Direction
Rename "interactable" to "clickable" everywhere in the records below, keeping all other text unchanged and leaving the pictures out of the answer.

Dataset records
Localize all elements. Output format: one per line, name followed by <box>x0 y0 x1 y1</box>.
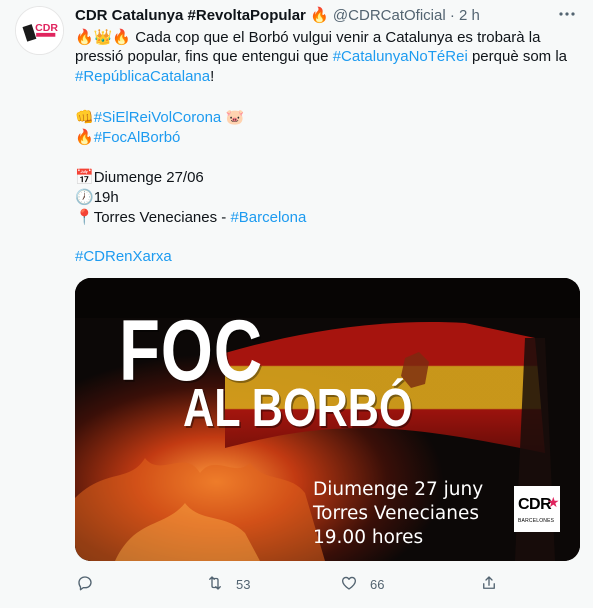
hashtag-foc-al-borbo[interactable]: #FocAlBorbó <box>94 129 181 146</box>
svg-text:CDR: CDR <box>35 22 58 34</box>
display-name[interactable]: CDR Catalunya #RevoltaPopular <box>75 7 306 24</box>
text-line-2-tail: perquè som la <box>467 48 568 65</box>
footer-hashtag-line: #CDRenXarxa <box>75 247 580 267</box>
text-line-1: 🔥👑🔥 Cada cop que el Borbó vulgui venir a… <box>75 27 580 47</box>
tweet[interactable]: CDR CDR Catalunya #RevoltaPopular 🔥 @CDR… <box>0 0 593 608</box>
pin-emoji: 📍 <box>75 208 94 226</box>
reply-button[interactable] <box>76 572 106 596</box>
text-line-2-content: pressió popular, fins que entengui que <box>75 48 333 65</box>
time-line: 🕖19h <box>75 187 580 207</box>
event-time: 19h <box>93 189 119 206</box>
text-line-3-tail: ! <box>210 68 215 85</box>
hashtag-barcelona[interactable]: #Barcelona <box>230 209 306 226</box>
poster-title-line-2: AL BORBÓ <box>183 378 413 438</box>
calendar-emoji: 📅 <box>75 168 94 186</box>
hashtag-line-2: 🔥#FocAlBorbó <box>75 127 580 147</box>
fire-crown-emojis: 🔥👑🔥 <box>75 28 132 46</box>
hashtag-republica-catalana[interactable]: #RepúblicaCatalana <box>75 68 210 85</box>
like-button[interactable]: 66 <box>340 572 384 596</box>
tweet-actions: 53 66 <box>68 572 508 596</box>
like-icon[interactable] <box>340 574 358 595</box>
poster-date: Diumenge 27 juny <box>313 479 484 500</box>
reply-icon[interactable] <box>76 574 94 595</box>
separator-dot: · <box>449 7 455 24</box>
poster-place: Torres Venecianes <box>313 503 479 524</box>
event-place: Torres Venecianes - <box>93 209 231 226</box>
tweet-header: CDR Catalunya #RevoltaPopular 🔥 @CDRCatO… <box>75 5 573 25</box>
hashtag-si-el-rei-vol-corona[interactable]: #SiElReiVolCorona <box>94 109 222 126</box>
tweet-image[interactable]: FOC AL BORBÓ Diumenge 27 juny Torres Ven… <box>75 278 580 561</box>
like-count: 66 <box>370 576 385 592</box>
cdr-logo: CDR ★ BARCELONES <box>514 486 560 532</box>
hashtag-catalunya-no-te-rei[interactable]: #CatalunyaNoTéRei <box>333 48 468 65</box>
avatar-logo: CDR <box>16 7 63 54</box>
text-line-3: #RepúblicaCatalana! <box>75 67 580 87</box>
poster-time: 19.00 hores <box>313 527 424 548</box>
share-button[interactable] <box>480 572 510 596</box>
share-icon[interactable] <box>480 574 498 595</box>
more-icon[interactable] <box>555 4 579 24</box>
cdr-logo-subtitle: BARCELONES <box>518 518 555 524</box>
tweet-text: 🔥👑🔥 Cada cop que el Borbó vulgui venir a… <box>75 27 580 267</box>
retweet-button[interactable]: 53 <box>206 572 250 596</box>
star-icon: ★ <box>547 495 560 511</box>
pig-emoji: 🐷 <box>225 108 245 126</box>
user-handle[interactable]: @CDRCatOficial <box>333 7 446 24</box>
hashtag-cdr-en-xarxa[interactable]: #CDRenXarxa <box>75 248 172 265</box>
event-date: Diumenge 27/06 <box>93 169 204 186</box>
fire-emoji: 🔥 <box>310 6 329 24</box>
retweet-count: 53 <box>236 576 251 592</box>
tweet-timestamp[interactable]: 2 h <box>459 7 480 24</box>
clock-emoji: 🕖 <box>75 188 94 206</box>
place-line: 📍Torres Venecianes - #Barcelona <box>75 207 580 227</box>
date-line: 📅Diumenge 27/06 <box>75 167 580 187</box>
retweet-icon[interactable] <box>206 574 224 595</box>
fire-emoji: 🔥 <box>75 128 94 146</box>
hashtag-line-1: 👊#SiElReiVolCorona 🐷 <box>75 107 580 127</box>
avatar[interactable]: CDR <box>15 6 64 55</box>
fist-emoji: 👊 <box>75 108 94 126</box>
text-line-2: pressió popular, fins que entengui que #… <box>75 47 580 67</box>
text-line-1-content: Cada cop que el Borbó vulgui venir a Cat… <box>131 29 541 46</box>
poster-event-info: Diumenge 27 juny Torres Venecianes 19.00… <box>313 478 483 550</box>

Exercise output
Localize all elements. Output format: one per line, name followed by <box>x0 y0 x1 y1</box>.
hashtag-foc-al-borbo[clickable]: #FocAlBorbó <box>94 129 181 146</box>
svg-text:CDR: CDR <box>35 22 58 34</box>
display-name[clickable]: CDR Catalunya #RevoltaPopular <box>75 7 306 24</box>
text-line-2-tail: perquè som la <box>467 48 568 65</box>
footer-hashtag-line: #CDRenXarxa <box>75 247 580 267</box>
text-line-1: 🔥👑🔥 Cada cop que el Borbó vulgui venir a… <box>75 27 580 47</box>
tweet[clickable]: CDR CDR Catalunya #RevoltaPopular 🔥 @CDR… <box>0 0 593 608</box>
pin-emoji: 📍 <box>75 208 94 226</box>
reply-button[clickable] <box>76 572 106 596</box>
text-line-2-content: pressió popular, fins que entengui que <box>75 48 333 65</box>
time-line: 🕖19h <box>75 187 580 207</box>
event-time: 19h <box>93 189 119 206</box>
text-line-3-tail: ! <box>210 68 215 85</box>
hashtag-barcelona[clickable]: #Barcelona <box>230 209 306 226</box>
poster-title-line-2: AL BORBÓ <box>183 378 413 438</box>
calendar-emoji: 📅 <box>75 168 94 186</box>
hashtag-line-2: 🔥#FocAlBorbó <box>75 127 580 147</box>
fire-crown-emojis: 🔥👑🔥 <box>75 28 132 46</box>
hashtag-republica-catalana[clickable]: #RepúblicaCatalana <box>75 68 210 85</box>
like-button[clickable]: 66 <box>340 572 384 596</box>
tweet-actions: 53 66 <box>68 572 508 596</box>
like-icon[clickable] <box>340 574 358 595</box>
poster-date: Diumenge 27 juny <box>313 479 484 500</box>
reply-icon[clickable] <box>76 574 94 595</box>
separator-dot: · <box>449 7 455 24</box>
poster-place: Torres Venecianes <box>313 503 479 524</box>
event-place: Torres Venecianes - <box>93 209 231 226</box>
tweet-header: CDR Catalunya #RevoltaPopular 🔥 @CDRCatO… <box>75 5 573 25</box>
hashtag-si-el-rei-vol-corona[clickable]: #SiElReiVolCorona <box>94 109 222 126</box>
tweet-image[clickable]: FOC AL BORBÓ Diumenge 27 juny Torres Ven… <box>75 278 580 561</box>
like-count: 66 <box>370 576 385 592</box>
cdr-logo: CDR ★ BARCELONES <box>514 486 560 532</box>
hashtag-catalunya-no-te-rei[clickable]: #CatalunyaNoTéRei <box>333 48 468 65</box>
avatar-logo: CDR <box>16 7 63 54</box>
text-line-3: #RepúblicaCatalana! <box>75 67 580 87</box>
poster-time: 19.00 hores <box>313 527 424 548</box>
share-button[clickable] <box>480 572 510 596</box>
share-icon[clickable] <box>480 574 498 595</box>
more-icon[clickable] <box>555 4 579 24</box>
cdr-logo-subtitle: BARCELONES <box>518 518 555 524</box>
tweet-text: 🔥👑🔥 Cada cop que el Borbó vulgui venir a… <box>75 27 580 267</box>
retweet-button[clickable]: 53 <box>206 572 250 596</box>
star-icon: ★ <box>547 495 560 511</box>
pig-emoji: 🐷 <box>225 108 245 126</box>
user-handle[clickable]: @CDRCatOficial <box>333 7 446 24</box>
hashtag-cdr-en-xarxa[clickable]: #CDRenXarxa <box>75 248 172 265</box>
event-date: Diumenge 27/06 <box>93 169 204 186</box>
fire-emoji: 🔥 <box>310 6 329 24</box>
retweet-count: 53 <box>236 576 251 592</box>
tweet-timestamp[clickable]: 2 h <box>459 7 480 24</box>
clock-emoji: 🕖 <box>75 188 94 206</box>
place-line: 📍Torres Venecianes - #Barcelona <box>75 207 580 227</box>
date-line: 📅Diumenge 27/06 <box>75 167 580 187</box>
retweet-icon[clickable] <box>206 574 224 595</box>
fire-emoji: 🔥 <box>75 128 94 146</box>
hashtag-line-1: 👊#SiElReiVolCorona 🐷 <box>75 107 580 127</box>
avatar[clickable]: CDR <box>15 6 64 55</box>
fist-emoji: 👊 <box>75 108 94 126</box>
text-line-2: pressió popular, fins que entengui que #… <box>75 47 580 67</box>
text-line-1-content: Cada cop que el Borbó vulgui venir a Cat… <box>131 29 541 46</box>
poster-event-info: Diumenge 27 juny Torres Venecianes 19.00… <box>313 478 483 550</box>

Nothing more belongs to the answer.